- _GOAL_
Transcribe the full listing exactly, and drop every picture.
■ ■ ■
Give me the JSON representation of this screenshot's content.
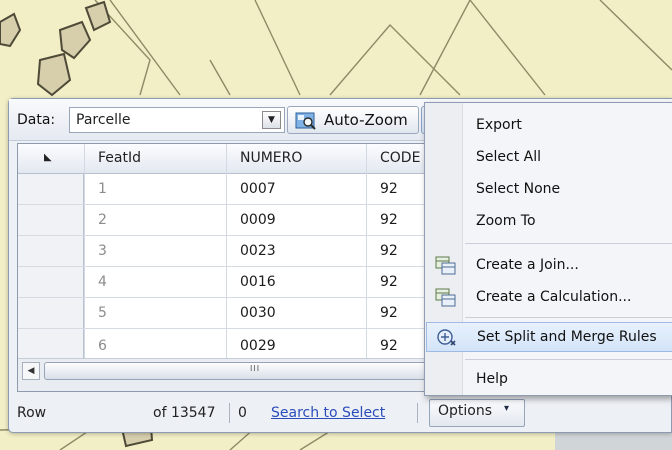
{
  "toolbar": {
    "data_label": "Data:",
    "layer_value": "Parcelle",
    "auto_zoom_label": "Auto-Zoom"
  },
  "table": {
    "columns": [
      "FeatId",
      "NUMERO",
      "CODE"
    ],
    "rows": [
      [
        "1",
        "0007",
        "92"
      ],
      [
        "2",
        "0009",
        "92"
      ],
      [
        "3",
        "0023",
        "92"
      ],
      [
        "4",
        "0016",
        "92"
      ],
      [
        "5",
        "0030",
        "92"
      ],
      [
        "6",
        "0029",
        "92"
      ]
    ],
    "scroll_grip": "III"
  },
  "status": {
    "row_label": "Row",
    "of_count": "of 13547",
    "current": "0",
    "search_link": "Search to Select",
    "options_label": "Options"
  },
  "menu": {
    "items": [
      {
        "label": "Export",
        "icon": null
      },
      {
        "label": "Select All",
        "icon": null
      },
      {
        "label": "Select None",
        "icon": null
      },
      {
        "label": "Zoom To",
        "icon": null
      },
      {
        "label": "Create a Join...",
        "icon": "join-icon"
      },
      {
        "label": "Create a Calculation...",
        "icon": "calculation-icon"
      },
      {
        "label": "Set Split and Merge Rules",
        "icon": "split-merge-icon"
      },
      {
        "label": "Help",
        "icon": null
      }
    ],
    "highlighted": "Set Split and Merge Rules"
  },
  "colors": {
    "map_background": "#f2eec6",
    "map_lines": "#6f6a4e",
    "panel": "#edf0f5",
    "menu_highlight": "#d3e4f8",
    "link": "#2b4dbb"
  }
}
■ ■ ■
- _SOLVED EXERCISE_
Give me the JSON representation of this screenshot's content.
{
  "toolbar": {
    "data_label": "Data:",
    "layer_value": "Parcelle",
    "auto_zoom_label": "Auto-Zoom"
  },
  "table": {
    "columns": [
      "FeatId",
      "NUMERO",
      "CODE"
    ],
    "rows": [
      [
        "1",
        "0007",
        "92"
      ],
      [
        "2",
        "0009",
        "92"
      ],
      [
        "3",
        "0023",
        "92"
      ],
      [
        "4",
        "0016",
        "92"
      ],
      [
        "5",
        "0030",
        "92"
      ],
      [
        "6",
        "0029",
        "92"
      ]
    ],
    "scroll_grip": "III"
  },
  "status": {
    "row_label": "Row",
    "of_count": "of 13547",
    "current": "0",
    "search_link": "Search to Select",
    "options_label": "Options"
  },
  "menu": {
    "items": [
      {
        "label": "Export",
        "icon": null
      },
      {
        "label": "Select All",
        "icon": null
      },
      {
        "label": "Select None",
        "icon": null
      },
      {
        "label": "Zoom To",
        "icon": null
      },
      {
        "label": "Create a Join...",
        "icon": "join-icon"
      },
      {
        "label": "Create a Calculation...",
        "icon": "calculation-icon"
      },
      {
        "label": "Set Split and Merge Rules",
        "icon": "split-merge-icon"
      },
      {
        "label": "Help",
        "icon": null
      }
    ],
    "highlighted": "Set Split and Merge Rules"
  },
  "colors": {
    "map_background": "#f2eec6",
    "map_lines": "#6f6a4e",
    "panel": "#edf0f5",
    "menu_highlight": "#d3e4f8",
    "link": "#2b4dbb"
  }
}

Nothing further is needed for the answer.